**Exercise instructions**
Go over the entries below line by line, copying each one that contains the word "above".

**Record list**
__________________________________________________

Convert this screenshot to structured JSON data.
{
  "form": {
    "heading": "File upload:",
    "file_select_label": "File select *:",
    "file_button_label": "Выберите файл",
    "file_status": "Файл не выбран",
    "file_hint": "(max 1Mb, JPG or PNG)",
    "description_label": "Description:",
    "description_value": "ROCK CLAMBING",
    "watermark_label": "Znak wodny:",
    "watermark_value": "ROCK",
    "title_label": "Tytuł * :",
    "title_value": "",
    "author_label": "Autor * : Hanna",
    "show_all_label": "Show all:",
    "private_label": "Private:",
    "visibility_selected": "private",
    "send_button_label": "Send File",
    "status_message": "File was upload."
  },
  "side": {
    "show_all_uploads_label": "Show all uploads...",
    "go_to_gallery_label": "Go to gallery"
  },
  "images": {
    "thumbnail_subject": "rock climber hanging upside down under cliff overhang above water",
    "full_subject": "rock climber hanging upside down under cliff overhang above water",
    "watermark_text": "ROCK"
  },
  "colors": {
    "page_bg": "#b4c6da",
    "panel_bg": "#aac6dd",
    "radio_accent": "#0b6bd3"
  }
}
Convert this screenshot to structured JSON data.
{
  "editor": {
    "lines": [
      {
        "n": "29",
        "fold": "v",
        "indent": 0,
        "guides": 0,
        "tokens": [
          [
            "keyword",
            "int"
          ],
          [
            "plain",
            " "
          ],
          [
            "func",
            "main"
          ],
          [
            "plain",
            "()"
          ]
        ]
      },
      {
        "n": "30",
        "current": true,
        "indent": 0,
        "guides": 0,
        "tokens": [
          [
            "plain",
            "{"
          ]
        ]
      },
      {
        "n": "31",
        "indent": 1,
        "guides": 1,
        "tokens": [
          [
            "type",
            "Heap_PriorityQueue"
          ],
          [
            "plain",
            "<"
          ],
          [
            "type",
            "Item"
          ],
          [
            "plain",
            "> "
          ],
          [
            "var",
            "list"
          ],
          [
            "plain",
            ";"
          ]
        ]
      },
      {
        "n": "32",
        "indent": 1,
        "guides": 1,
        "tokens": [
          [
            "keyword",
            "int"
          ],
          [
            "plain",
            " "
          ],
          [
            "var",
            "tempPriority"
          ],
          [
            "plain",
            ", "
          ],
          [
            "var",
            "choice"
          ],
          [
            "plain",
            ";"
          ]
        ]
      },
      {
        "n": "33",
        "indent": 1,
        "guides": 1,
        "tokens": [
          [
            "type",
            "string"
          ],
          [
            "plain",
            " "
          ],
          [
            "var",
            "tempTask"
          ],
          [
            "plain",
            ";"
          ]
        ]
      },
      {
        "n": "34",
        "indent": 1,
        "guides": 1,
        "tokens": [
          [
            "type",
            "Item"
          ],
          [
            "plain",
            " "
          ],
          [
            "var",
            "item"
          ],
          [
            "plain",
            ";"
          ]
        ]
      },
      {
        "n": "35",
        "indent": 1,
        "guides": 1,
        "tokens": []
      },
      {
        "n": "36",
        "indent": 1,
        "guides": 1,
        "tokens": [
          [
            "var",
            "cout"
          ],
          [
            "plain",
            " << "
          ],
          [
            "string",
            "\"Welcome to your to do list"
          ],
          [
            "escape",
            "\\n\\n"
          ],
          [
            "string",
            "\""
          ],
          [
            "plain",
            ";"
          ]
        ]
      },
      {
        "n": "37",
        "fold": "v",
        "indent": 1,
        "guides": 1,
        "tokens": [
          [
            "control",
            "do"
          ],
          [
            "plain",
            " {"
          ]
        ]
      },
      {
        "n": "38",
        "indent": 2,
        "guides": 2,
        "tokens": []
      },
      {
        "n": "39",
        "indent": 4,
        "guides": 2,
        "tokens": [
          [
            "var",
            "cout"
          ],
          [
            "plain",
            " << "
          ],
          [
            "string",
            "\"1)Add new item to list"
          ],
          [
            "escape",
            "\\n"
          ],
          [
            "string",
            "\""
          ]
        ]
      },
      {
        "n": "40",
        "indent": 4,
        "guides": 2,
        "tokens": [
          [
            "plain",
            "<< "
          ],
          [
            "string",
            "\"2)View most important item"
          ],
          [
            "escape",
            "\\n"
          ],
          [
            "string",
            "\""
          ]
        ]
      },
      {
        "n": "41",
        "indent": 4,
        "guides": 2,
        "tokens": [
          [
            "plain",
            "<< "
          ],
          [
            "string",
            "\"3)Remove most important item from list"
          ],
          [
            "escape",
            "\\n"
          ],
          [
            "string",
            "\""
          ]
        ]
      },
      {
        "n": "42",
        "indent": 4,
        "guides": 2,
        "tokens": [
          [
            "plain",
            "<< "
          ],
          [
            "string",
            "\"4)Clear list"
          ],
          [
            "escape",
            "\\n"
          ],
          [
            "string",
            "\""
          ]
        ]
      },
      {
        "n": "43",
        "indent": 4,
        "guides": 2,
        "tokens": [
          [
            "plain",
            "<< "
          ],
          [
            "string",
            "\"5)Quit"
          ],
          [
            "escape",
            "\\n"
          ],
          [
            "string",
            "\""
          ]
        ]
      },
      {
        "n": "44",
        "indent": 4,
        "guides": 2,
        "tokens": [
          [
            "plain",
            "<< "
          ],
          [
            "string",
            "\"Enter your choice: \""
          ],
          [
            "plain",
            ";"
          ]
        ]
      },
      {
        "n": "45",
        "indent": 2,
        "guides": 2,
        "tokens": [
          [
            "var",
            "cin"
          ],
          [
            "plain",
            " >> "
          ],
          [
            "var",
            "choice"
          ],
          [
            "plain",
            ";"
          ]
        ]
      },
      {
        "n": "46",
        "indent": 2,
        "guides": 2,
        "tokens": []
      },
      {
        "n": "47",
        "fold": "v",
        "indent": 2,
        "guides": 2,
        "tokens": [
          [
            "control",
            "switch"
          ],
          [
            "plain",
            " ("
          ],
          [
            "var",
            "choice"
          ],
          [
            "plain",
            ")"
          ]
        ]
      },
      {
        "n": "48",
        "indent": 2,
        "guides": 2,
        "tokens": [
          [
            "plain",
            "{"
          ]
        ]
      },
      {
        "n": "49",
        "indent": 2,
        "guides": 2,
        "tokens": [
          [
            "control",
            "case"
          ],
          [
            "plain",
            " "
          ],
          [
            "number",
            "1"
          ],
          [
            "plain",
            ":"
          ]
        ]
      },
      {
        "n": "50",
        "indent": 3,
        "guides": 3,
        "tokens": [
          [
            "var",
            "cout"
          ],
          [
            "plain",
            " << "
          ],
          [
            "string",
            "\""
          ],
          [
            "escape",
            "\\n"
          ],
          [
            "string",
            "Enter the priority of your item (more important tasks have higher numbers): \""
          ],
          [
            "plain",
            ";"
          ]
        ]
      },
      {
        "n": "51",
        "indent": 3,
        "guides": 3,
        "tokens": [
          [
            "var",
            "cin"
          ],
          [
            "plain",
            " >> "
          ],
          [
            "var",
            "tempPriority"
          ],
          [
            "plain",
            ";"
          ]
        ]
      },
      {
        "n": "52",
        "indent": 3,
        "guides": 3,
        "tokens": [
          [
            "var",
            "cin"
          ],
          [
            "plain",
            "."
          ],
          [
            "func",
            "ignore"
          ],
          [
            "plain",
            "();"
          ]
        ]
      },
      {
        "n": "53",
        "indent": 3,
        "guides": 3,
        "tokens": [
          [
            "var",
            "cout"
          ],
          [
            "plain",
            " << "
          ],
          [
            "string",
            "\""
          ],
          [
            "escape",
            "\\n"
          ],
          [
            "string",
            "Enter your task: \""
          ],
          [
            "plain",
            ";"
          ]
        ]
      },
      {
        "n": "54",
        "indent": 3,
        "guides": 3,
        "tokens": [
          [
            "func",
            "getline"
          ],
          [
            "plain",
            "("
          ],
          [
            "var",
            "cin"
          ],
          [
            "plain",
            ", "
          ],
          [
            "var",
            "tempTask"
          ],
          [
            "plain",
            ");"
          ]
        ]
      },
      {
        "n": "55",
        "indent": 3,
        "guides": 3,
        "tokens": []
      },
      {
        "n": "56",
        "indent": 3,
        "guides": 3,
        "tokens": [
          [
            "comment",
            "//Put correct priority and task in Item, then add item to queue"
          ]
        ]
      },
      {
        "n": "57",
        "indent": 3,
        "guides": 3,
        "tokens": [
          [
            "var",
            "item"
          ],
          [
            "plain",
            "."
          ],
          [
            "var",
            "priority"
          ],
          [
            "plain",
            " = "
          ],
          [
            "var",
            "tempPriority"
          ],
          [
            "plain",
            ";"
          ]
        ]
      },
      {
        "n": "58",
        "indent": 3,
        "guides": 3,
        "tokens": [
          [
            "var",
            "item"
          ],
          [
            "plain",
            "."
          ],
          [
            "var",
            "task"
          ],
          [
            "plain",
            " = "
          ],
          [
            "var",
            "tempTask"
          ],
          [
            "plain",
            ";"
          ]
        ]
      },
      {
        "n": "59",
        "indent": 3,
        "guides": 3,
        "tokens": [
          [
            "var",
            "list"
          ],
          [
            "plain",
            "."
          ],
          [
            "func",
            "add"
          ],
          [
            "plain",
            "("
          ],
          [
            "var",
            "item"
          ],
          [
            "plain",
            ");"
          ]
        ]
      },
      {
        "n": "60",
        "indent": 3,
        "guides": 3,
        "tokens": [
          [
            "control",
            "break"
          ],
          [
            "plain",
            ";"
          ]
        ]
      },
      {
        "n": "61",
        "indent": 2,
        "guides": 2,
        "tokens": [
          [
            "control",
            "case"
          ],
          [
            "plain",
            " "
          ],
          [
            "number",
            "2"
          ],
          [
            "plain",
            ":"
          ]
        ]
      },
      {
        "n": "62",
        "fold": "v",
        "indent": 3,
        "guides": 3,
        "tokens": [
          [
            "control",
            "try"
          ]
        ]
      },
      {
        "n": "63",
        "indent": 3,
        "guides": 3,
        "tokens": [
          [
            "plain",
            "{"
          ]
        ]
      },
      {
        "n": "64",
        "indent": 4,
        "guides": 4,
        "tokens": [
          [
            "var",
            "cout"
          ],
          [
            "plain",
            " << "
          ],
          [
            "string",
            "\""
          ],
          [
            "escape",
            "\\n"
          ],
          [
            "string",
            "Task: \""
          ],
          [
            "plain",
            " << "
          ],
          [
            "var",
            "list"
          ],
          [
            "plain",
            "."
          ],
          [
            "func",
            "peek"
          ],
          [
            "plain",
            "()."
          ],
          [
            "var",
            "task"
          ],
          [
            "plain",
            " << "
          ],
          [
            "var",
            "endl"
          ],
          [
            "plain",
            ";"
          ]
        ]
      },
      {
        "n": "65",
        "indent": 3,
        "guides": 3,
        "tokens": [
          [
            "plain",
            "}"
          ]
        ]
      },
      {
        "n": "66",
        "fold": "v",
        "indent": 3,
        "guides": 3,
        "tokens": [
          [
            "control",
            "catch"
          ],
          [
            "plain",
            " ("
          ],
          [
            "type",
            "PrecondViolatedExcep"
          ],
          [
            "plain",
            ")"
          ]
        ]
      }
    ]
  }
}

__________________________________________________

**Response to the task**
    "thumbnail_subject": "rock climber hanging upside down under cliff overhang above water",
    "full_subject": "rock climber hanging upside down under cliff overhang above water",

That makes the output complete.